**Entries shown**
==========

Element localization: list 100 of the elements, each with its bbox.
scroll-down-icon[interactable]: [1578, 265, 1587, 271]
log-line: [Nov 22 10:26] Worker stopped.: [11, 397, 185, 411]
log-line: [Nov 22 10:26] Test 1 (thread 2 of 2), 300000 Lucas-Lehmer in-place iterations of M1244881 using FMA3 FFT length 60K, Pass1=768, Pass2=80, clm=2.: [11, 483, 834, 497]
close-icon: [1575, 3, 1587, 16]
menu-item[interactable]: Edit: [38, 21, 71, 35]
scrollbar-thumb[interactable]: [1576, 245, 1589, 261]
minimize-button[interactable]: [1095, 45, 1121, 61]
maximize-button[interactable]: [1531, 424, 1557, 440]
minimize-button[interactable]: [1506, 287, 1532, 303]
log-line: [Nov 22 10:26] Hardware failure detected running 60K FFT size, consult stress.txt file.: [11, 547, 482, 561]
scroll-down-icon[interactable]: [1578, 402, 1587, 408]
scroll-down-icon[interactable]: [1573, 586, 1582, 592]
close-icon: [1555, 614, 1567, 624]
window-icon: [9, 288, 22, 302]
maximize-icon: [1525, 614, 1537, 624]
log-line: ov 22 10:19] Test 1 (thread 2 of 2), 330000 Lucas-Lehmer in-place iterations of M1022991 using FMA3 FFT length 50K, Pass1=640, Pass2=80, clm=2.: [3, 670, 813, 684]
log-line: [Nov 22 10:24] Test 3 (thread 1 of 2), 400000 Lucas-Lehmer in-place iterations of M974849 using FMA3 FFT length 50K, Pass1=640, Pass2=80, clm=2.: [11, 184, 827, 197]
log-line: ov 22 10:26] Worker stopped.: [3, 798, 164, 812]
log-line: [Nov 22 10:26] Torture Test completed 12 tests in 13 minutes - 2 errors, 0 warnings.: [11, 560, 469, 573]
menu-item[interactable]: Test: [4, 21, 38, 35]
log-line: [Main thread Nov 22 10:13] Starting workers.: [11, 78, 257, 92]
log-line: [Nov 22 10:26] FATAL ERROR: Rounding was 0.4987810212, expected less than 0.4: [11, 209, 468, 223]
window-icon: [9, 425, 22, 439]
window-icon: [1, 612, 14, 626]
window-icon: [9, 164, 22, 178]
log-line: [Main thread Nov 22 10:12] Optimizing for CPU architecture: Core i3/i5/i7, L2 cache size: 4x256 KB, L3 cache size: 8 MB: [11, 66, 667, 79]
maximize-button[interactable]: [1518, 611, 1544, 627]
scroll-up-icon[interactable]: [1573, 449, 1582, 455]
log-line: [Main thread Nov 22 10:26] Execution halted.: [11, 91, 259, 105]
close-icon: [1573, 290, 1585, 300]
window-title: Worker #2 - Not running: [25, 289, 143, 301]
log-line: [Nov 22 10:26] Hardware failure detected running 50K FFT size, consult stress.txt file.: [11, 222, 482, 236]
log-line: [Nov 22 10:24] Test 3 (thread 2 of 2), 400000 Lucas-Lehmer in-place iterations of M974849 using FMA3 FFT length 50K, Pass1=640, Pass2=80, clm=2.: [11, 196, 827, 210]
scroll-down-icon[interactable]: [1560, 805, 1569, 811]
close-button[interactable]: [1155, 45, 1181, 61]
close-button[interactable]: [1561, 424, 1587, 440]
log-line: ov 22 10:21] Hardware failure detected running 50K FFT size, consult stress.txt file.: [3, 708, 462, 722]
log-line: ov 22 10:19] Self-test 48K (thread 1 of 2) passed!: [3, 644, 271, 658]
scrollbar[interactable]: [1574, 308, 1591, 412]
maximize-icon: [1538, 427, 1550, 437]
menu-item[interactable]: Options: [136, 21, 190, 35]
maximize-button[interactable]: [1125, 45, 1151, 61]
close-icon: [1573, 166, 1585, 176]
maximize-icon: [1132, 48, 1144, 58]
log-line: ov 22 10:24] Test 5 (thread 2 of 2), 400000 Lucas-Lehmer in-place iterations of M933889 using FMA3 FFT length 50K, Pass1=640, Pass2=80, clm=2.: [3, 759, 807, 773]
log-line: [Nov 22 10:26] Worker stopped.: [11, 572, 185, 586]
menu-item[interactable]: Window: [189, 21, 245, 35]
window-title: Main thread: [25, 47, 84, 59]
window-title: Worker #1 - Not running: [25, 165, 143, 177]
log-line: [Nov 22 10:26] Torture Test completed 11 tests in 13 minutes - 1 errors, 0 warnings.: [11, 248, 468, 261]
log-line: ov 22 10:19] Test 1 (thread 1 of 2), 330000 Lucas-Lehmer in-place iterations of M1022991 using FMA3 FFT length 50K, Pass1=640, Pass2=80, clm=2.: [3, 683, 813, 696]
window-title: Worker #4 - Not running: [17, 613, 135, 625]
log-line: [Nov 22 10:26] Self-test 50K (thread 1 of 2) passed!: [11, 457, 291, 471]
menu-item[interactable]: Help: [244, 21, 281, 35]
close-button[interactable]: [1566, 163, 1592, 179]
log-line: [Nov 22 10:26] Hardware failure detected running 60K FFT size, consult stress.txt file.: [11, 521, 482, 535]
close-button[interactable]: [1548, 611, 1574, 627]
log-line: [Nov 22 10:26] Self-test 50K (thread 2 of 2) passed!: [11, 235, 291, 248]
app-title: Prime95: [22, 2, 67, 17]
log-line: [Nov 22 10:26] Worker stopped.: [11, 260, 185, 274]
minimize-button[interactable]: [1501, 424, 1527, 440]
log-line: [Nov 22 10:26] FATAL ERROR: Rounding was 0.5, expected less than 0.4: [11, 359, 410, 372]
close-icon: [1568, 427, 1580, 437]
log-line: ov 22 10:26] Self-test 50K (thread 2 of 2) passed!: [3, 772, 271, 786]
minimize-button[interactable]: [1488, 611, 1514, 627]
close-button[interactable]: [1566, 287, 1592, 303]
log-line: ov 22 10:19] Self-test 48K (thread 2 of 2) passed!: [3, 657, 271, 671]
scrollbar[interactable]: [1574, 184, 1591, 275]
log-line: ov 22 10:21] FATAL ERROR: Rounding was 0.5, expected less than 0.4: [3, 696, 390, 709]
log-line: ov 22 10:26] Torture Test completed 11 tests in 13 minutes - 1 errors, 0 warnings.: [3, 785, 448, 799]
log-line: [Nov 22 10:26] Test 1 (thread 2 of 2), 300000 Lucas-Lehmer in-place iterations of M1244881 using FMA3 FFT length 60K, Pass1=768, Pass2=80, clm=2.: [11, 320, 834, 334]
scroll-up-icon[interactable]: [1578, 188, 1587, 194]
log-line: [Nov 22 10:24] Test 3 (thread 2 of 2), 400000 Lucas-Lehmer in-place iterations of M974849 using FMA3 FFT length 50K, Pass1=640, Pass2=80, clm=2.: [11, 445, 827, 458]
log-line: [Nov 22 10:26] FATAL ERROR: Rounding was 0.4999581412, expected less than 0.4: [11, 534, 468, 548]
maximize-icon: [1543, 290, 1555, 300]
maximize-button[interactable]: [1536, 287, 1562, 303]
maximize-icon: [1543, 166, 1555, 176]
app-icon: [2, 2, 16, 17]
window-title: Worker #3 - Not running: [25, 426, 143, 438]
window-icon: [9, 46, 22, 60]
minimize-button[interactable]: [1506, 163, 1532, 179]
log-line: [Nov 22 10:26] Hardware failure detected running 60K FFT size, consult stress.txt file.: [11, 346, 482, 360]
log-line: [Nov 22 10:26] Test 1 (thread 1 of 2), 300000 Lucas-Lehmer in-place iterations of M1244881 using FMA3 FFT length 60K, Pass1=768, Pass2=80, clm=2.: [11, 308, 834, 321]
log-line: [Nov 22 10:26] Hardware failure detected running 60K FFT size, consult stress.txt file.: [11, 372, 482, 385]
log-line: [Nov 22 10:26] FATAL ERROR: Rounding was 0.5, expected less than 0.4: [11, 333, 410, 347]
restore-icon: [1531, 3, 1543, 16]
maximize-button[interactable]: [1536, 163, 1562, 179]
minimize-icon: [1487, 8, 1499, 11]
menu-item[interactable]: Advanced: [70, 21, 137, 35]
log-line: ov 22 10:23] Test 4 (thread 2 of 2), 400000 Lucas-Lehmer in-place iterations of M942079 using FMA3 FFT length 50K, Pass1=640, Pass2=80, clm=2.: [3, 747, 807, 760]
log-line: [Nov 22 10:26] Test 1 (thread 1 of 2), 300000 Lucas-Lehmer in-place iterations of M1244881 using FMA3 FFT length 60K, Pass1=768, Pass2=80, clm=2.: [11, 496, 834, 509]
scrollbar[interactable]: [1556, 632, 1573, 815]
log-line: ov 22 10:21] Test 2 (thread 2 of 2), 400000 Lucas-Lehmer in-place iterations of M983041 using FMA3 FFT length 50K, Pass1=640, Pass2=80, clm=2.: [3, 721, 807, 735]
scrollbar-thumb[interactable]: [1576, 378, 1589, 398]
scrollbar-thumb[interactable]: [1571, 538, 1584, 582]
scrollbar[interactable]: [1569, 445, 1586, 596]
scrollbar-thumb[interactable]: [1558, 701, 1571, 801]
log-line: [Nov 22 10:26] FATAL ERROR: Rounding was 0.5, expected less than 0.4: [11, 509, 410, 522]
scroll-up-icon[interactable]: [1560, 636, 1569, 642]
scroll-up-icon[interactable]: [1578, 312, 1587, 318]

==========

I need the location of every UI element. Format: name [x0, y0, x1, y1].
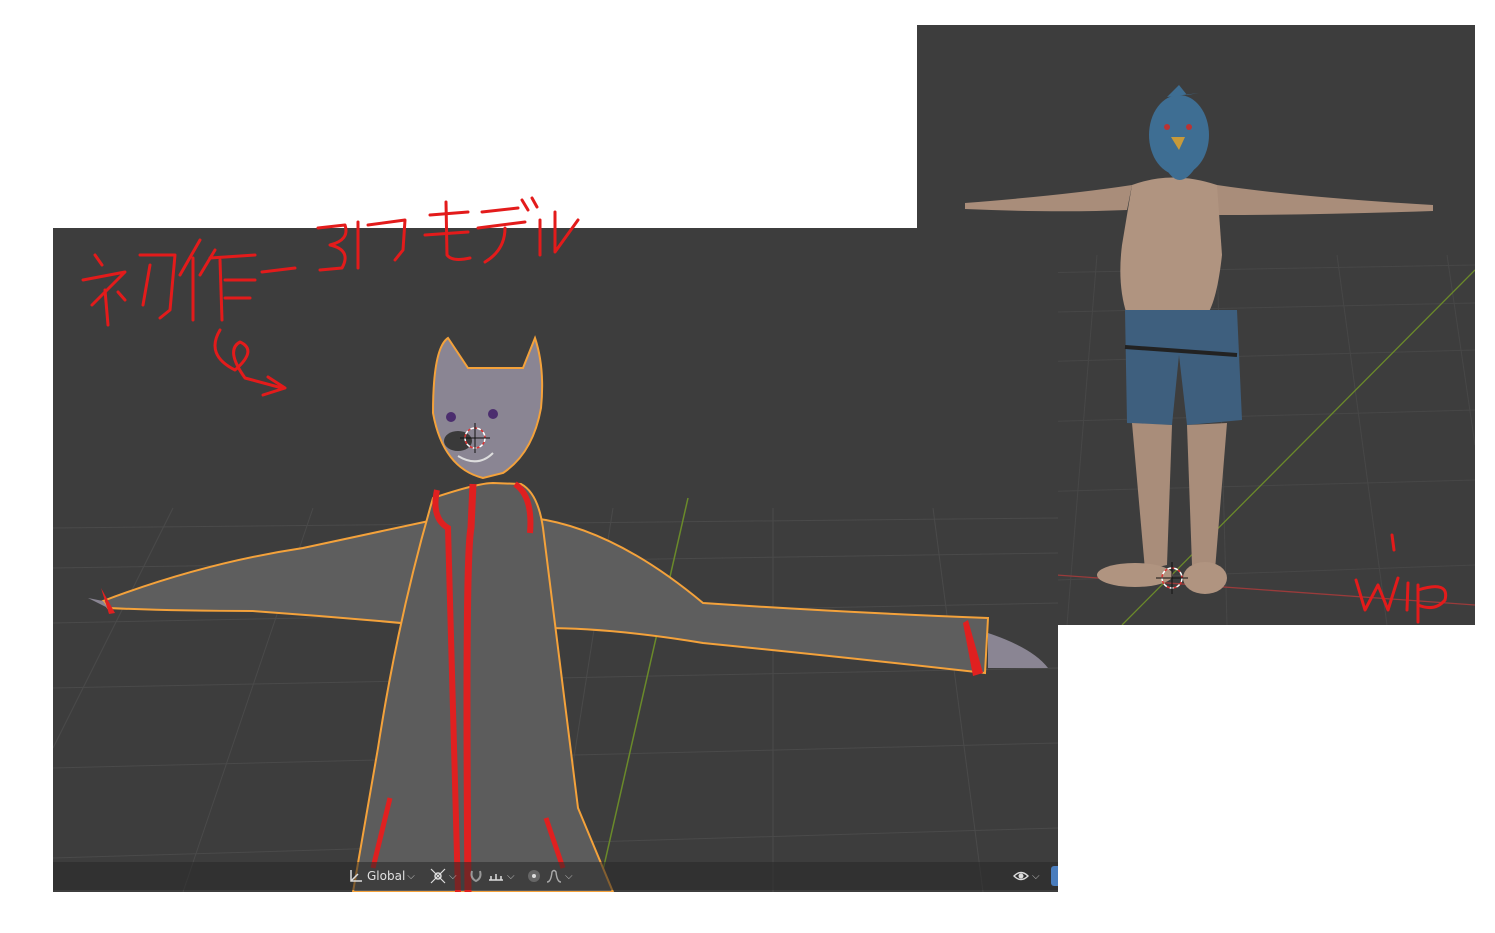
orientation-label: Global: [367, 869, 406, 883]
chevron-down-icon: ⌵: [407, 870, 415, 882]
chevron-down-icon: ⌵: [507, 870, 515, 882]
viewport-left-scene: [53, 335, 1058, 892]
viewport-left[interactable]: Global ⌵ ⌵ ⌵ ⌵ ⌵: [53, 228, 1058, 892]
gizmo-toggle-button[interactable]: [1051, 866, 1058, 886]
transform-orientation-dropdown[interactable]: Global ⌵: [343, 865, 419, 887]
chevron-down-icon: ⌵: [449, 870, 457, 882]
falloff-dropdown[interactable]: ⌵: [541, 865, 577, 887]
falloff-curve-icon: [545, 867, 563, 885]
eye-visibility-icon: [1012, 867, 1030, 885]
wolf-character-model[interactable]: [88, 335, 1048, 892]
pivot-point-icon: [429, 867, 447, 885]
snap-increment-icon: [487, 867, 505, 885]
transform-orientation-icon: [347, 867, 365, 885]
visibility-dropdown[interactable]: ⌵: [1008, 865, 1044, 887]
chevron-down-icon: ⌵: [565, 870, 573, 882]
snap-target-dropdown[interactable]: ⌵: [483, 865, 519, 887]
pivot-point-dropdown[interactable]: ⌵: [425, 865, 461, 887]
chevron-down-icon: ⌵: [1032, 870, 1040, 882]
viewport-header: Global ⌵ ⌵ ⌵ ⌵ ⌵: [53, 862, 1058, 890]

==========

Rewrite everything in the first listing above as a JSON list of strings, from the line containing "Element localization: list" down to and including the line containing "log-line: [Nov 22 10:26] Worker stopped.: [11, 397, 185, 411]". Use one string per line and leave out blank lines.

**Expected answer**
[
  "Element localization: list 100 of the elements, each with its bbox.",
  "scroll-down-icon[interactable]: [1578, 265, 1587, 271]",
  "log-line: [Nov 22 10:26] Worker stopped.: [11, 397, 185, 411]"
]